WHAT TO WORK ON
Identify every line in the records below that contains the word "Update", and reproduce each one.

SUPPLIED DATA

********

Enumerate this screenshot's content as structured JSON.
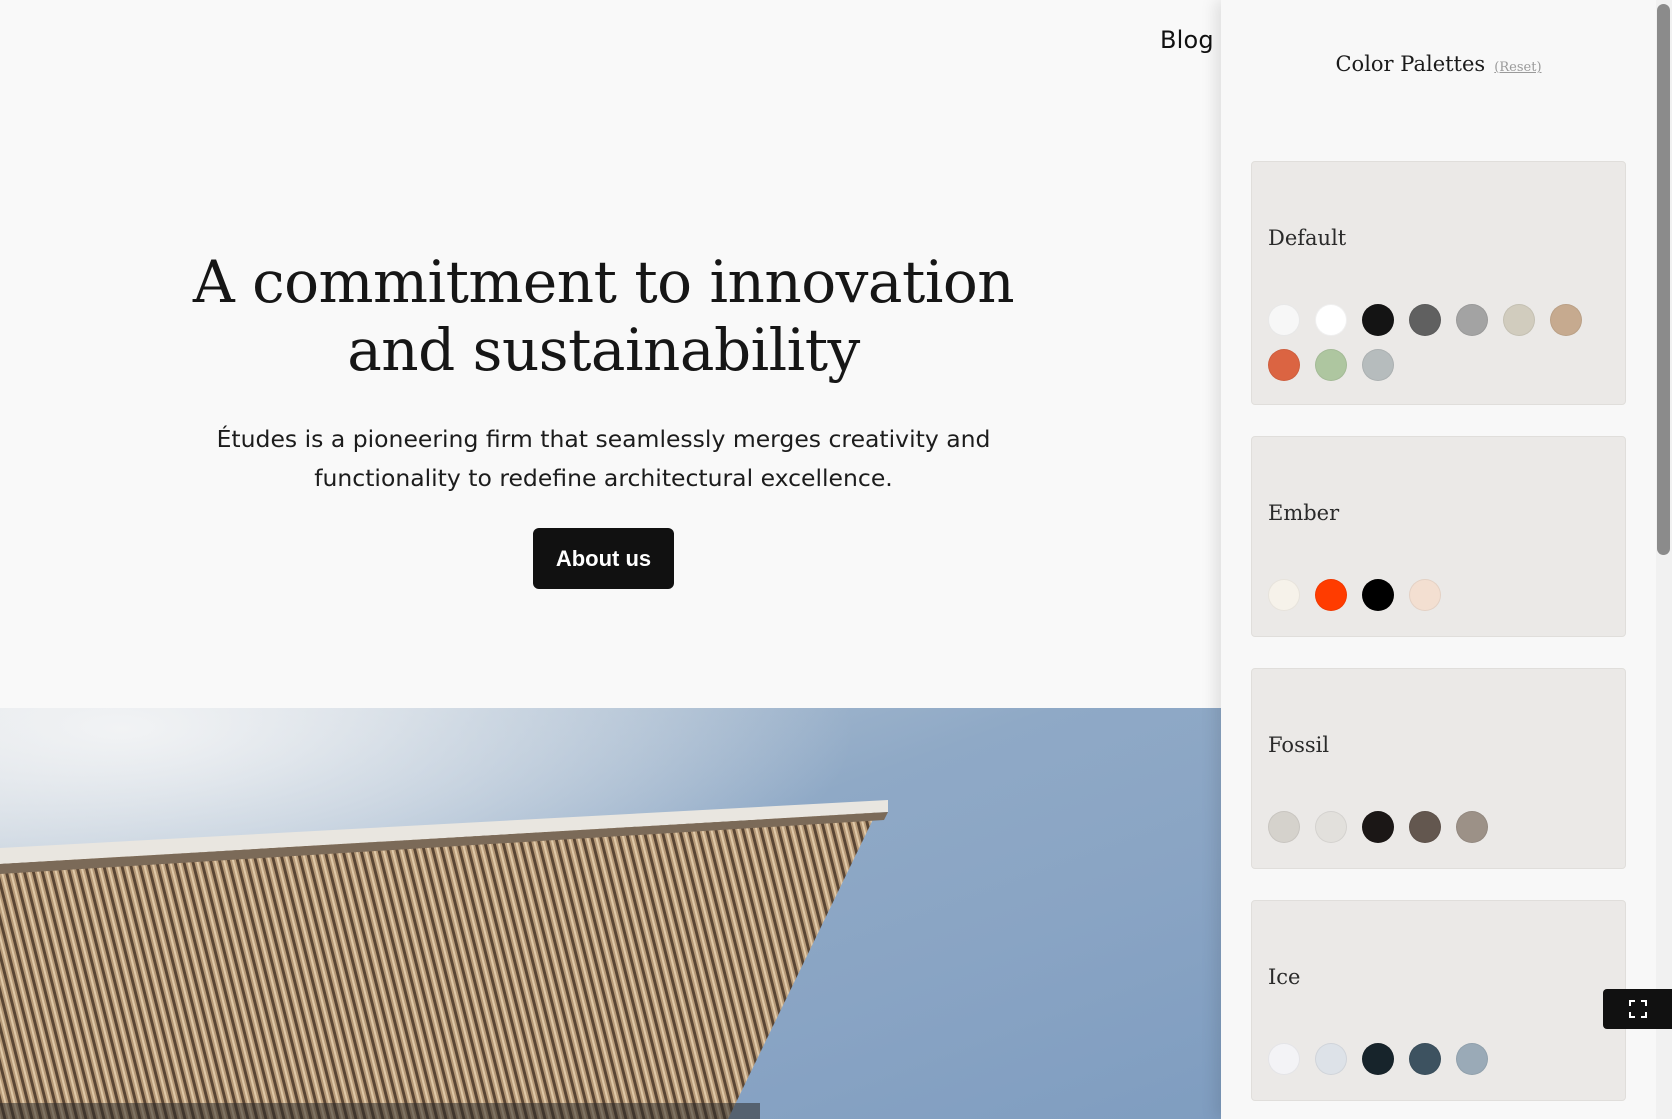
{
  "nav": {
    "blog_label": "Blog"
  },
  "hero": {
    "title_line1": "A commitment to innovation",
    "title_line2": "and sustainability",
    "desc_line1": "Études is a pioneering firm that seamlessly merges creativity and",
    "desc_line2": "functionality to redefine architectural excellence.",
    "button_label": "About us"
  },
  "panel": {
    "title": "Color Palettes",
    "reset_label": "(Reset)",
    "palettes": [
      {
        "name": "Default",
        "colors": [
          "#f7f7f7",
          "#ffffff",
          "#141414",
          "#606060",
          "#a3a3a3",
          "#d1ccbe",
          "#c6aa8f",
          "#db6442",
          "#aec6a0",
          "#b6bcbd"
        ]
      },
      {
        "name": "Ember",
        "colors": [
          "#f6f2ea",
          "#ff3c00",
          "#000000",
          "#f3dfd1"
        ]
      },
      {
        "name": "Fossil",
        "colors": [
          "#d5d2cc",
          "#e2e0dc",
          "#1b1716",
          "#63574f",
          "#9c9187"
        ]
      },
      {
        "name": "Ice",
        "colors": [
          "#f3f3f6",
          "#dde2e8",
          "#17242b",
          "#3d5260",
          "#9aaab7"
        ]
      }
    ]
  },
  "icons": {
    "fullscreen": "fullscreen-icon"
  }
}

********

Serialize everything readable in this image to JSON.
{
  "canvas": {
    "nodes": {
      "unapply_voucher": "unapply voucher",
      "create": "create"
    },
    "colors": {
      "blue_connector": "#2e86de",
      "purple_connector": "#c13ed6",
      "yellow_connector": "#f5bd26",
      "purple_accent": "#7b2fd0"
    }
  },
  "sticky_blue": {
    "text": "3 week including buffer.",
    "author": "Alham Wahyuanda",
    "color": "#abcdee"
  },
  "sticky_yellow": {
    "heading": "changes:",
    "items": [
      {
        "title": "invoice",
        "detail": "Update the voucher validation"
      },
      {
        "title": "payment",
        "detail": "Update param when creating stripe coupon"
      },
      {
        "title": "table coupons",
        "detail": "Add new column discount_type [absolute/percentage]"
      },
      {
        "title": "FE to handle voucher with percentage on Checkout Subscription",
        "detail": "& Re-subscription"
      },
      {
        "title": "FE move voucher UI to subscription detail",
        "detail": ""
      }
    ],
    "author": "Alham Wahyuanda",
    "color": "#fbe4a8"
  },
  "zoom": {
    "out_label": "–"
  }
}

********

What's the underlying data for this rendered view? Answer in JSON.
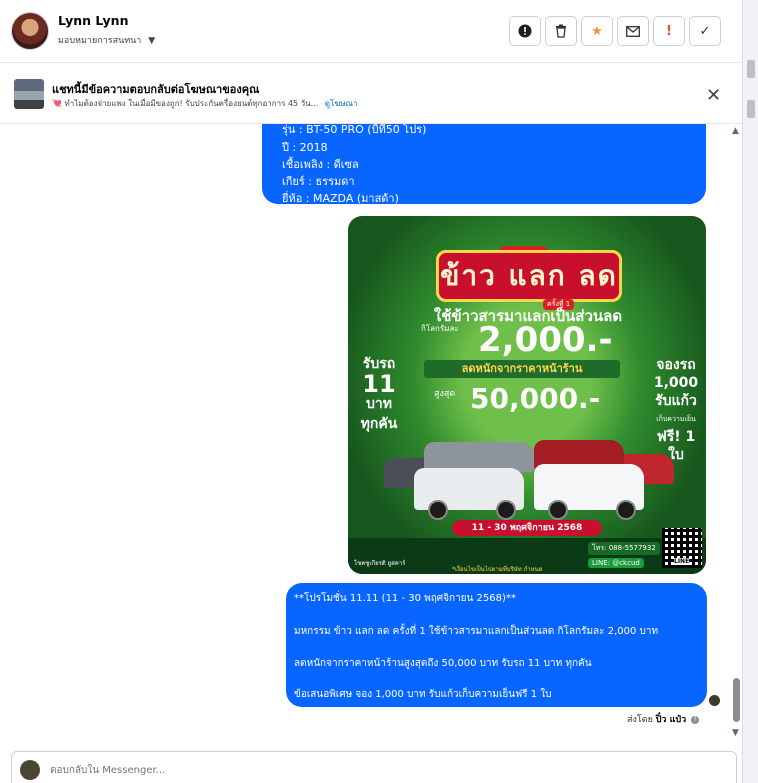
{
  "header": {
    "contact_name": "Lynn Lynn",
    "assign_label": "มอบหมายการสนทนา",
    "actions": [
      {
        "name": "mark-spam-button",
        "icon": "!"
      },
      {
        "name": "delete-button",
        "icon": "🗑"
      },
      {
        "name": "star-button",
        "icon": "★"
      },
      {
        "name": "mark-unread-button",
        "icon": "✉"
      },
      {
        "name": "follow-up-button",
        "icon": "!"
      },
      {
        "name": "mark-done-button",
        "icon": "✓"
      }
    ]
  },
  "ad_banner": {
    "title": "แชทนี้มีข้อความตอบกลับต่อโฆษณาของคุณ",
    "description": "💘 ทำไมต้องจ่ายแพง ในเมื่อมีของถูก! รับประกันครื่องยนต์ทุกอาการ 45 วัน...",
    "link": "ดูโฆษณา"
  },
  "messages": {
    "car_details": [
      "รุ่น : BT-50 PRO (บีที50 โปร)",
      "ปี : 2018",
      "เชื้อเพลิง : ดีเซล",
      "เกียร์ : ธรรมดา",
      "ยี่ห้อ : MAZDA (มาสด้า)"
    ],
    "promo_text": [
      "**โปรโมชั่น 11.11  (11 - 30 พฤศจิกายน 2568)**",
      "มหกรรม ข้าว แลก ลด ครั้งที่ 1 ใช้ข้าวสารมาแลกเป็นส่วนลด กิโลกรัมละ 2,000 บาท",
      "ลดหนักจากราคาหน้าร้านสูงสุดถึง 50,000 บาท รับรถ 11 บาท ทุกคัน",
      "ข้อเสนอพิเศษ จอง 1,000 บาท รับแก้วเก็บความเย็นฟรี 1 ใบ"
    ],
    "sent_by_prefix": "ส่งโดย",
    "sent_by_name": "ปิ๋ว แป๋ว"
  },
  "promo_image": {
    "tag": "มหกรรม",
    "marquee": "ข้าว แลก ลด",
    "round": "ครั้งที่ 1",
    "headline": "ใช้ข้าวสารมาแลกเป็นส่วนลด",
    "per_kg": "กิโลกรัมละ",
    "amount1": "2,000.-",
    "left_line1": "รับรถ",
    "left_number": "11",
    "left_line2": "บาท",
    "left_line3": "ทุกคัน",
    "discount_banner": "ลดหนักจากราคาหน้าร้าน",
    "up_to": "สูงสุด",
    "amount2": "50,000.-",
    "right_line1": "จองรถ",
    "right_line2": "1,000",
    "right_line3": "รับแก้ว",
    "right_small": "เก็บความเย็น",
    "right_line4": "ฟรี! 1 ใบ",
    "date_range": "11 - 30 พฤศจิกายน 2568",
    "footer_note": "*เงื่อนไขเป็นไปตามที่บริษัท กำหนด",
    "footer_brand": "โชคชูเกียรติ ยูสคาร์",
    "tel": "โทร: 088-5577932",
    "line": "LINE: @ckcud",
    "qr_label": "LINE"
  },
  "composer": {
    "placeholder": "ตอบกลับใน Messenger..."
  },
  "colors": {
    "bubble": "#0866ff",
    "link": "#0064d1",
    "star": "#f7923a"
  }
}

********

RESPONSE
        "detail": "Update the voucher validation"
        "detail": "Update param when creating stripe coupon"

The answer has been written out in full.